◆ Written exercise ◆
State how many lines of the listing below contain the string "Degrees". Give only the number.

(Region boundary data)
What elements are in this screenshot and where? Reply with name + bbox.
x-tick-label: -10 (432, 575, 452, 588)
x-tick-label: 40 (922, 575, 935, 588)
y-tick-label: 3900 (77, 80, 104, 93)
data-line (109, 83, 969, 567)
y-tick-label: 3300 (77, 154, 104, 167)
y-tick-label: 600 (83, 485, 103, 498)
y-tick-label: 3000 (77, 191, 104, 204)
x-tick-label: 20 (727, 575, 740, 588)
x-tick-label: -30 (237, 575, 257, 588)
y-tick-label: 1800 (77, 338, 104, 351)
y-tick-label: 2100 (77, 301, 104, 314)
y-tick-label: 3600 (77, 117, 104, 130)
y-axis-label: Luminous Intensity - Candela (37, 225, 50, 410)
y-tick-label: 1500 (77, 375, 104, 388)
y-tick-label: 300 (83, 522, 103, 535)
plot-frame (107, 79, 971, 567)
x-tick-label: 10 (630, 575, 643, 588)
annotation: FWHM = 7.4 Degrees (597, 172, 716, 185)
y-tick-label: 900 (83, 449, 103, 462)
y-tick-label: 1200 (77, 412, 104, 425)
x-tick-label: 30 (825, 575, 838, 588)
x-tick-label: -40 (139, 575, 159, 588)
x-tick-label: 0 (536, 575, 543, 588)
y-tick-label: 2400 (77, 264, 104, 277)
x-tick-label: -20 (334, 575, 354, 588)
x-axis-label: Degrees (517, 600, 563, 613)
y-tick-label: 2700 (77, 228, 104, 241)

◆ Result ◆
2